» Input records:
-------

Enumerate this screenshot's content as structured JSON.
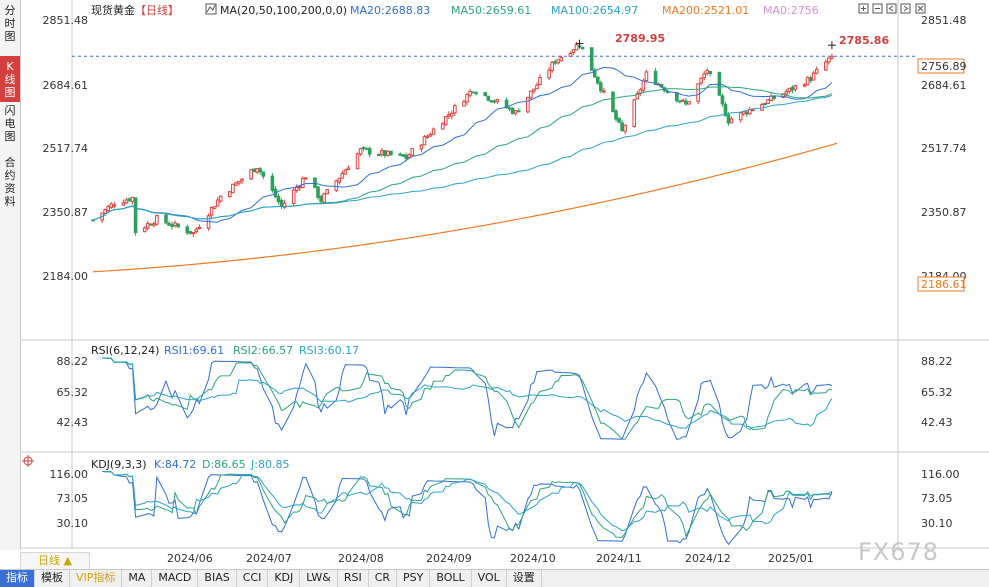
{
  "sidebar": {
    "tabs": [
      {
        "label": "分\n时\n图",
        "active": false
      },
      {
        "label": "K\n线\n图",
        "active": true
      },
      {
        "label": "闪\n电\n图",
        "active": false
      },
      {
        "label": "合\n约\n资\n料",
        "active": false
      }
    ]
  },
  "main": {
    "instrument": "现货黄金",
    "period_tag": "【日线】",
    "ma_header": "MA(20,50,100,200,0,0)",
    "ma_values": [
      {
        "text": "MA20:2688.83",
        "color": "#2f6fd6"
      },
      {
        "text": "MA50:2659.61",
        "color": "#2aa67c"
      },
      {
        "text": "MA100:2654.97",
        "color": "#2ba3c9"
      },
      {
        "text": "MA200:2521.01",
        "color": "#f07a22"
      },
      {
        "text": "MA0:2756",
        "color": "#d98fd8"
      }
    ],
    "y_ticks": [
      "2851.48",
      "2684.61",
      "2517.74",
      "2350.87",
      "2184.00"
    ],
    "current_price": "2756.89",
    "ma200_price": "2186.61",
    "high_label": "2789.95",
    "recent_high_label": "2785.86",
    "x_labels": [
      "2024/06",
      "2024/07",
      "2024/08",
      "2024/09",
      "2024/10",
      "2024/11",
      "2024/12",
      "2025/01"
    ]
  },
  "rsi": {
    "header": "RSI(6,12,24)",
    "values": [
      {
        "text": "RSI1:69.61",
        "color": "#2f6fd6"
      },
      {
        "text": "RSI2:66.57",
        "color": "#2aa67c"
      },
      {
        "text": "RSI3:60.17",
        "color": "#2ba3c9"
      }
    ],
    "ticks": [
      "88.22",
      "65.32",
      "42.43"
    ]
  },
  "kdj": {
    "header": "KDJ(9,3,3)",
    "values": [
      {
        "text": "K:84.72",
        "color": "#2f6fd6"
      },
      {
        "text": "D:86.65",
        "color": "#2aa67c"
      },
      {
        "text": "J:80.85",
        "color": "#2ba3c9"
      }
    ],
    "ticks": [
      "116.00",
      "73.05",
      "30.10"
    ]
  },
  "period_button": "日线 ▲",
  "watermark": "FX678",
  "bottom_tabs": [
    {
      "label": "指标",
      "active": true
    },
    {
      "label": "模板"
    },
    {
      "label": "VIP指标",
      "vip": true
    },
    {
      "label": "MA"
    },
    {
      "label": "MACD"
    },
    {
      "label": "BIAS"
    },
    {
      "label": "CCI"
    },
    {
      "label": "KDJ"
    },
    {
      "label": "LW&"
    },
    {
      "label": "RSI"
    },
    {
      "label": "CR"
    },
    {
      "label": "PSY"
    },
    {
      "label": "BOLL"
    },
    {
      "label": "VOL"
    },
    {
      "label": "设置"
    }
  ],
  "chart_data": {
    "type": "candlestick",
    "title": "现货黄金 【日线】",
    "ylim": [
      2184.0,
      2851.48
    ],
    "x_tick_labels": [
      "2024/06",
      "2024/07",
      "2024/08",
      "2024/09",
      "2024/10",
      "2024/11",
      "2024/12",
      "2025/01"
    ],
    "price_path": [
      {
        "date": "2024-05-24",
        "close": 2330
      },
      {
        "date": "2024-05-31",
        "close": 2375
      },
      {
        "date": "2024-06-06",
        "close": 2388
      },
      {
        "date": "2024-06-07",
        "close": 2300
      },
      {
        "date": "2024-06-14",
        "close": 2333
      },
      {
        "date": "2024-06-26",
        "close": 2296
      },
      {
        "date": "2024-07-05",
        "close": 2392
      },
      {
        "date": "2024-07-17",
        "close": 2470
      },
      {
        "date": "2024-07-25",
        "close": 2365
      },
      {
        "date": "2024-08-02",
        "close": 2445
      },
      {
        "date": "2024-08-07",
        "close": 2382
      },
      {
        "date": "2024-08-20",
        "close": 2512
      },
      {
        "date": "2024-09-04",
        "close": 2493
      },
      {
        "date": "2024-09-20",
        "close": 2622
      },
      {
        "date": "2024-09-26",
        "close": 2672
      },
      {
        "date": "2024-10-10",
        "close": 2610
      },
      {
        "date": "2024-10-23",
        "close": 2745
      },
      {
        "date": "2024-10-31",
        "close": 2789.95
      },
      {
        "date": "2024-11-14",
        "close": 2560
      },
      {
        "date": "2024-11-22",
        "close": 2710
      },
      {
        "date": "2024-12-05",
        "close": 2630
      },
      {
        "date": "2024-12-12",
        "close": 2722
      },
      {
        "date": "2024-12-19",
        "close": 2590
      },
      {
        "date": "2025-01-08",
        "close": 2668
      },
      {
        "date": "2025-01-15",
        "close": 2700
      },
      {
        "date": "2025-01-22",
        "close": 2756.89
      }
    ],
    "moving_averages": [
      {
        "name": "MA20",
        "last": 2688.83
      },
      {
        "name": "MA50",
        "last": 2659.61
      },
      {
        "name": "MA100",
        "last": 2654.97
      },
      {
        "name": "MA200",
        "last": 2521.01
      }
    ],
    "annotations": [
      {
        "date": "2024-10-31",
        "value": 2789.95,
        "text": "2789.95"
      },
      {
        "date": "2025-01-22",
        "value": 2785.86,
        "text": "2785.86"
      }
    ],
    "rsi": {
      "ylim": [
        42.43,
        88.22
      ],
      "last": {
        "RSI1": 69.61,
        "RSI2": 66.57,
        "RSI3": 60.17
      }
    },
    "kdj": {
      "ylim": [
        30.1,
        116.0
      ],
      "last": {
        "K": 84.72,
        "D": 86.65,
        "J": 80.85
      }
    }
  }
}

-------

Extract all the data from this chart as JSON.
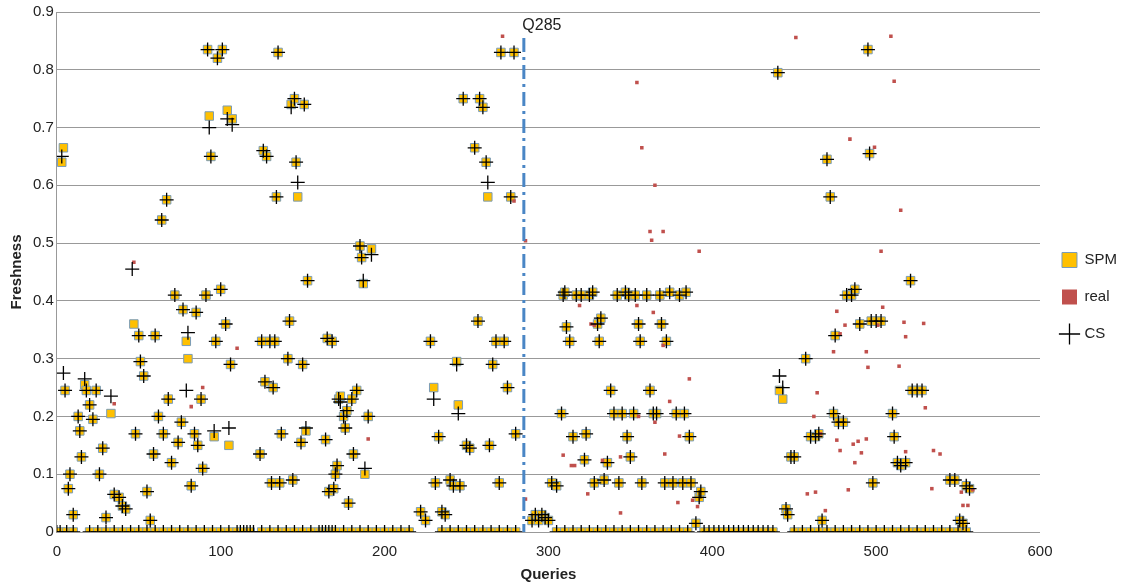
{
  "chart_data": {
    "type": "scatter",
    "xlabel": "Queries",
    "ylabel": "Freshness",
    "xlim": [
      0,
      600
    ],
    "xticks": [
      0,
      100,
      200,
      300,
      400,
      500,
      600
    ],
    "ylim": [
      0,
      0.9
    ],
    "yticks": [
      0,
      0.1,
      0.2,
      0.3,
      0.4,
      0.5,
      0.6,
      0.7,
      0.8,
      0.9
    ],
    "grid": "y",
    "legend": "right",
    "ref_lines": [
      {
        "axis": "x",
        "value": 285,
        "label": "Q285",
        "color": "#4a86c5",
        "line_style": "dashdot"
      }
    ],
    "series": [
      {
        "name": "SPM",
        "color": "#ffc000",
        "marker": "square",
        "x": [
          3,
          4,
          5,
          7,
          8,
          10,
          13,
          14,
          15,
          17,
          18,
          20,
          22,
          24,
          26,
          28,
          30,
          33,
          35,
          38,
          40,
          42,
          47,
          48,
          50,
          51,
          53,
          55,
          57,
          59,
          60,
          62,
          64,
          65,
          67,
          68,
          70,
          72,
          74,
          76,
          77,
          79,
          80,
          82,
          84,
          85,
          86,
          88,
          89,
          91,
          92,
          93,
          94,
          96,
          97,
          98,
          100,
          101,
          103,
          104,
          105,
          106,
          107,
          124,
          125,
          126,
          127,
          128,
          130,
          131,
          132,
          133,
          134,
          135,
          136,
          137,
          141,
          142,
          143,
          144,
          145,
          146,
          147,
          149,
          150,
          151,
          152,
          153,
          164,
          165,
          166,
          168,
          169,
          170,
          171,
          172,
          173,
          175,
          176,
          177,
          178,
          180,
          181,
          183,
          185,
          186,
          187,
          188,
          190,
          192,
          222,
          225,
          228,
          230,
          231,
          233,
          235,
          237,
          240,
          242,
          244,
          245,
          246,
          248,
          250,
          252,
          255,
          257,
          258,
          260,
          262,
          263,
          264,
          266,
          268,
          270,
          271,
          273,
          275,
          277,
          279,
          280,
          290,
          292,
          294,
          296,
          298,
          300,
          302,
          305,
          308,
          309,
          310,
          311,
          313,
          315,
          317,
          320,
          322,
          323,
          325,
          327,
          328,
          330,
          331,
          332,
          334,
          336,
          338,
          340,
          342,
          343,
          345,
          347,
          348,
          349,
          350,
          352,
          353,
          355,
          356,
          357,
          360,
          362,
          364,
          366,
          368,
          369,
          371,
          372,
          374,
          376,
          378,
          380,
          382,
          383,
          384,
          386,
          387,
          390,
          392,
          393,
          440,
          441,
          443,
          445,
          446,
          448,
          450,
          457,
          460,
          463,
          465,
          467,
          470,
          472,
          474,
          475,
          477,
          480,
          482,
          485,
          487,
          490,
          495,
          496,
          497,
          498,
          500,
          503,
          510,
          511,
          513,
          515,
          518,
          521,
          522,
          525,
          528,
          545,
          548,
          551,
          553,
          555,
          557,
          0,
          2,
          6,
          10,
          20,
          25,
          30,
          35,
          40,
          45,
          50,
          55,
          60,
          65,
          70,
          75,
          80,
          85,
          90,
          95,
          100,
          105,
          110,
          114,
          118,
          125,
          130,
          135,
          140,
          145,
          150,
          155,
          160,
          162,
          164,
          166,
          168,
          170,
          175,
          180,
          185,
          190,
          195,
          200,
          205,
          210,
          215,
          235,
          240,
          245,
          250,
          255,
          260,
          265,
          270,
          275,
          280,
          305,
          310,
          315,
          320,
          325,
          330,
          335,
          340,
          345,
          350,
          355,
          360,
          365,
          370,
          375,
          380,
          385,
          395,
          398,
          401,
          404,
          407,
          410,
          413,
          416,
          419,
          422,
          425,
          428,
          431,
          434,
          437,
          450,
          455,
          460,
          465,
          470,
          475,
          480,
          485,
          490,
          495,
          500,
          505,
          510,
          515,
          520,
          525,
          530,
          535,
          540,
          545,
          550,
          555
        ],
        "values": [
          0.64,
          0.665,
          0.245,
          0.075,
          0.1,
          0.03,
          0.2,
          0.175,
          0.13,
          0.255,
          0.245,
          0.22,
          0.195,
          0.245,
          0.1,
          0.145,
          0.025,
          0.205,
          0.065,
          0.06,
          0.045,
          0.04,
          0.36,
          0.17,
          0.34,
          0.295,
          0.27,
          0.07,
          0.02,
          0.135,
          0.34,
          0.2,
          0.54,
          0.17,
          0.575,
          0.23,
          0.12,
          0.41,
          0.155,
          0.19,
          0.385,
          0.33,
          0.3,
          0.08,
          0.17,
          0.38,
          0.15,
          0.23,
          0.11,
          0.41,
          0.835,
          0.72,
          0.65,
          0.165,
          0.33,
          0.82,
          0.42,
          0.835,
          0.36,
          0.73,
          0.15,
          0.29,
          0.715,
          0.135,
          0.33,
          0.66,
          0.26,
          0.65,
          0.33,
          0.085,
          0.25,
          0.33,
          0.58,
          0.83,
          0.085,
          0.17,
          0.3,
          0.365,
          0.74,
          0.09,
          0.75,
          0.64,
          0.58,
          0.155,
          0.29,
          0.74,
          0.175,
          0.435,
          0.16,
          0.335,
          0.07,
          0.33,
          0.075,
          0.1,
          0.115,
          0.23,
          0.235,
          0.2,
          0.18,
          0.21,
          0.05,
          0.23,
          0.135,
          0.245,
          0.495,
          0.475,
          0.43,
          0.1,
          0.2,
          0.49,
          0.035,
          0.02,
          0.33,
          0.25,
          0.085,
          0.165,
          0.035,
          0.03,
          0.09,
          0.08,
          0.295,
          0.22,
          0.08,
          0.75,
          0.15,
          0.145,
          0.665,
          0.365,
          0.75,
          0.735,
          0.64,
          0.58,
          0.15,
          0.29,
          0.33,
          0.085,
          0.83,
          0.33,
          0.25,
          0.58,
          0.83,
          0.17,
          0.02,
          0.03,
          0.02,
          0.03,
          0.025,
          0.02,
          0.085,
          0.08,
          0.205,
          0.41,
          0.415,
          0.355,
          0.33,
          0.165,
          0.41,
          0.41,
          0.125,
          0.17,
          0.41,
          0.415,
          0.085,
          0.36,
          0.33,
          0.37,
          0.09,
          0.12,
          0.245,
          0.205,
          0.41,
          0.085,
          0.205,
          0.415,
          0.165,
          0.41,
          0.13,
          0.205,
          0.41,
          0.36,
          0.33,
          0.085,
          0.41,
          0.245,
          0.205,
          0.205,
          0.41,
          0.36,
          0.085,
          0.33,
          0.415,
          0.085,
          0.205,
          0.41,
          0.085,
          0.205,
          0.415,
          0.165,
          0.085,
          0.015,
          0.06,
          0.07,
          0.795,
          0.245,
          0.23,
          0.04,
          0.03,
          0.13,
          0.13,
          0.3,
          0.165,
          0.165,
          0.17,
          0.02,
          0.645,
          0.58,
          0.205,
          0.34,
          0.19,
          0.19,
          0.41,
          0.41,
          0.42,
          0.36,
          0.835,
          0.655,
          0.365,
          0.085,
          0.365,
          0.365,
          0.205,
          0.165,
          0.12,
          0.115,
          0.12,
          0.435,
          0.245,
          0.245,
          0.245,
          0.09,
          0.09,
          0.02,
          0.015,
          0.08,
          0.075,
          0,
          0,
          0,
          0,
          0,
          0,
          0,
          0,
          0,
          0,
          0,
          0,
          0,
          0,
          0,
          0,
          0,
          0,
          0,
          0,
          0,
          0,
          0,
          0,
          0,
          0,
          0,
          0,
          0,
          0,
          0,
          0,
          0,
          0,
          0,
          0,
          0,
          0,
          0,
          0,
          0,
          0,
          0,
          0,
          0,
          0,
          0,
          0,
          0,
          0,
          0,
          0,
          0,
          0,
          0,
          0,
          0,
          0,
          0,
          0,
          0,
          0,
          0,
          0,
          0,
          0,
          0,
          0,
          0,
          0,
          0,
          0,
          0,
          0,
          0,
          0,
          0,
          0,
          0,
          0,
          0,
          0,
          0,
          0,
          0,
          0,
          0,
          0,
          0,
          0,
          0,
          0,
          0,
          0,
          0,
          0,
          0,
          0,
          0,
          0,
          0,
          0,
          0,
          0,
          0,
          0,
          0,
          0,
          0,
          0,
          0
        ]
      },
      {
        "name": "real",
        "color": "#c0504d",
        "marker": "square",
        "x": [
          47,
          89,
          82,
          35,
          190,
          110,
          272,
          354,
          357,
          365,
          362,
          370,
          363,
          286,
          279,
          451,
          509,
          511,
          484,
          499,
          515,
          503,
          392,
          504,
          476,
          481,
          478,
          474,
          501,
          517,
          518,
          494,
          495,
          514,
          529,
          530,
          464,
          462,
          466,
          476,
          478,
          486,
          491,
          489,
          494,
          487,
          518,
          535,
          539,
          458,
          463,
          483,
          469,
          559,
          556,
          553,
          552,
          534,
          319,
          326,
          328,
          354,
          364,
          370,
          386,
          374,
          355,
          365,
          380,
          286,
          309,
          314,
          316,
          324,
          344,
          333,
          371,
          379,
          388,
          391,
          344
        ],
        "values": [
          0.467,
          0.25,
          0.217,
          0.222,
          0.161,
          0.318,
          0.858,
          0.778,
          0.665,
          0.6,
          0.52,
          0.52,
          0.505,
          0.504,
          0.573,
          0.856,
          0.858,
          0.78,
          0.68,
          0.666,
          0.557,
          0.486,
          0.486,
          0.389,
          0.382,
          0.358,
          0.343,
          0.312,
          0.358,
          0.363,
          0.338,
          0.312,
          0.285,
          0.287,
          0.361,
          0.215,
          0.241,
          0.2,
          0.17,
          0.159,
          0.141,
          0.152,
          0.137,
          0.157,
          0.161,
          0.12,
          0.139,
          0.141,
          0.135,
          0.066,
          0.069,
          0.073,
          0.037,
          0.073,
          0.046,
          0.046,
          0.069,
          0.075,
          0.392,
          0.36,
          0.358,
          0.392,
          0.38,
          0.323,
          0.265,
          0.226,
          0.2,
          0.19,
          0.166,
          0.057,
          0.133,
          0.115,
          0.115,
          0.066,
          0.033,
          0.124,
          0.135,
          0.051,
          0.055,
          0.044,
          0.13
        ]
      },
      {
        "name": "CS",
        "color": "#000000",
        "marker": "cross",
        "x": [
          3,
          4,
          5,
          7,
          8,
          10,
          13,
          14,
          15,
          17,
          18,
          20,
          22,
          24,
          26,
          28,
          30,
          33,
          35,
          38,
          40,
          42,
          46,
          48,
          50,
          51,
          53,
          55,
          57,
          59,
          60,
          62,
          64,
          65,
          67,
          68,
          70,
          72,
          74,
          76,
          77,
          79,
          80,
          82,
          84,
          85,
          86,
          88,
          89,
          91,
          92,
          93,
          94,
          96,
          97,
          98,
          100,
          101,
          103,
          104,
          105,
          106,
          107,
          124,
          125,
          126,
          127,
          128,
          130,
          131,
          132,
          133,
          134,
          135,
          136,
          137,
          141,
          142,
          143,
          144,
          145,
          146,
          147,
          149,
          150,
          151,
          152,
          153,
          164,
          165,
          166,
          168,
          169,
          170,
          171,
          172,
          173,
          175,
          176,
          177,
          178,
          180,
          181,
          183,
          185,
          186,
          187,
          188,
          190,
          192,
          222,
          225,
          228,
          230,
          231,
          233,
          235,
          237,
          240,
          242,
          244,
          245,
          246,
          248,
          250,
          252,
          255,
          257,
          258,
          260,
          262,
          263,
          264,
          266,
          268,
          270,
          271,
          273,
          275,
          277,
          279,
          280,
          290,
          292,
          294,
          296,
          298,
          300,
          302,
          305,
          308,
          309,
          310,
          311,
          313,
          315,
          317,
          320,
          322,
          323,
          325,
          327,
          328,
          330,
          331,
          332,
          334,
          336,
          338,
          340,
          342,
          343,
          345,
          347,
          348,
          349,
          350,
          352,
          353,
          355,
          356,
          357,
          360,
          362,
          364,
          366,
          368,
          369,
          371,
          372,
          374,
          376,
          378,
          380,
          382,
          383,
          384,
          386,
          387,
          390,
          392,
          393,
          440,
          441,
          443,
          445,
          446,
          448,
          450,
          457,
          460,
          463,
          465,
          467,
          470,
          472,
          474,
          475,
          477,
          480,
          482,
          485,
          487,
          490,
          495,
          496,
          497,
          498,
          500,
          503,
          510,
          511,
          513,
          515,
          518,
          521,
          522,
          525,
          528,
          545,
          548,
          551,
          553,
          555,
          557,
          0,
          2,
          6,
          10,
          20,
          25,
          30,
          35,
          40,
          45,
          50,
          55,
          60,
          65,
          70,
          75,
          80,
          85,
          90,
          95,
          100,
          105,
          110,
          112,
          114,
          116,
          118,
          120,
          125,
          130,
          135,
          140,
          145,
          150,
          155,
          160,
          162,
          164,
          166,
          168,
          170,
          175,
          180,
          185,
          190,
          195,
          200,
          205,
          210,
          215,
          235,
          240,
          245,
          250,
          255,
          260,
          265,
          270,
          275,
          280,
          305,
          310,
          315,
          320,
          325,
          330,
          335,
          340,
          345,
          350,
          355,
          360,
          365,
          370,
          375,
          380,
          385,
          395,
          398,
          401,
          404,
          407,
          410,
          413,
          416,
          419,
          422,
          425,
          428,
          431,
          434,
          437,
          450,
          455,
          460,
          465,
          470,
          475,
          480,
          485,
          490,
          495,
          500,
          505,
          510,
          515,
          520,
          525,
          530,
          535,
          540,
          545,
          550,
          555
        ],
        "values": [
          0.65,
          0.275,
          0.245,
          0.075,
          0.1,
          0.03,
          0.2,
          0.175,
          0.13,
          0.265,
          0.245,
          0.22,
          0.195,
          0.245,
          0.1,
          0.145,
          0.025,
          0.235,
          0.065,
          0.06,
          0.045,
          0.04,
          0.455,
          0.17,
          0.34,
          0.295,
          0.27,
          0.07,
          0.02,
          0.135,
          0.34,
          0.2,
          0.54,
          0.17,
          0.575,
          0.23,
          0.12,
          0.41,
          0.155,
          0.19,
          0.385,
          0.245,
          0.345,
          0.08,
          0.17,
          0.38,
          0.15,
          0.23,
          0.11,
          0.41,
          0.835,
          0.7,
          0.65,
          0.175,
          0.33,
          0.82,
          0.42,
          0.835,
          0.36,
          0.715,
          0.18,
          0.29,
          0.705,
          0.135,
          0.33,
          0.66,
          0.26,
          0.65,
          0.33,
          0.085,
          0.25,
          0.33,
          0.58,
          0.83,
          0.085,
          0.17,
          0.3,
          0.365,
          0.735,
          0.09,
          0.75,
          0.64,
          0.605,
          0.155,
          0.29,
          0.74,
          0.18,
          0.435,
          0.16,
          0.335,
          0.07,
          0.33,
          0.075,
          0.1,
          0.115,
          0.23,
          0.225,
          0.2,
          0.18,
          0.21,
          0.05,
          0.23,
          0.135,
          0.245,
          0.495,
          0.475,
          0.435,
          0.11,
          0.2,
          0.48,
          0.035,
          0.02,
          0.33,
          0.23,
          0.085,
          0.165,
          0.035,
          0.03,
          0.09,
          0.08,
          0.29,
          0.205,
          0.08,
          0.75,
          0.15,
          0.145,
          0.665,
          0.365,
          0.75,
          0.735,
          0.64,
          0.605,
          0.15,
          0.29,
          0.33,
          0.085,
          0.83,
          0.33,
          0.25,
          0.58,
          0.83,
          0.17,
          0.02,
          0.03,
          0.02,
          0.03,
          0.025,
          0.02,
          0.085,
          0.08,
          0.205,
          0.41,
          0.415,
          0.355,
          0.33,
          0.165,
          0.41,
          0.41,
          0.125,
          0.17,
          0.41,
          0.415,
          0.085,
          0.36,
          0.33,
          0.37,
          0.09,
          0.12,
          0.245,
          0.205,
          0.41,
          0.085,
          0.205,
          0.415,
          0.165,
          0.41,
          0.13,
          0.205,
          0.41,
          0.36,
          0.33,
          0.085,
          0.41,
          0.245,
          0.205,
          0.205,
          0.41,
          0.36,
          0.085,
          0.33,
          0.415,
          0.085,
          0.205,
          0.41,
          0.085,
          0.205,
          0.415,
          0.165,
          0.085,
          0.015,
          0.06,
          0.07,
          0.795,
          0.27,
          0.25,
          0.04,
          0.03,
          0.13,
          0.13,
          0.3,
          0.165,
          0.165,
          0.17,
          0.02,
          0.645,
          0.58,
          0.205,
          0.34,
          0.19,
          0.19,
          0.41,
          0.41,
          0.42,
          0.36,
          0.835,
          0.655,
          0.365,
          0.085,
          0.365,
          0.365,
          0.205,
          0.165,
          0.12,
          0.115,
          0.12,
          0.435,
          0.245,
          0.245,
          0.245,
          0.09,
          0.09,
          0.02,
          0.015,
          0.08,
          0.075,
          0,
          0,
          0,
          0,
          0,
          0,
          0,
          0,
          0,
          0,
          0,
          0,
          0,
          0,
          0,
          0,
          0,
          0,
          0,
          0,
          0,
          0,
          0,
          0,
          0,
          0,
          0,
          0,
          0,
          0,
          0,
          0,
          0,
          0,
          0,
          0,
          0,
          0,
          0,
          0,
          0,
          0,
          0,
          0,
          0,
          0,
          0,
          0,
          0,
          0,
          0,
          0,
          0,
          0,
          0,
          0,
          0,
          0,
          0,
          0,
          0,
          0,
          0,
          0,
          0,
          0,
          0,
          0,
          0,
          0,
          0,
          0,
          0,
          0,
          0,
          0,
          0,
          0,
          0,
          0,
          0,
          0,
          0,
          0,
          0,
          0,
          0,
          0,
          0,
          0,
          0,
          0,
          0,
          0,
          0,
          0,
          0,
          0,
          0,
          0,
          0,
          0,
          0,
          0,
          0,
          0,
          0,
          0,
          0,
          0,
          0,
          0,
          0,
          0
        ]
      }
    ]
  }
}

-------

» Directions: Search the records for the word "this", then list every line that has it.

» Result:
Enumerate this screenshot's content as structured JSON.
Extract all the data from this chart as JSON.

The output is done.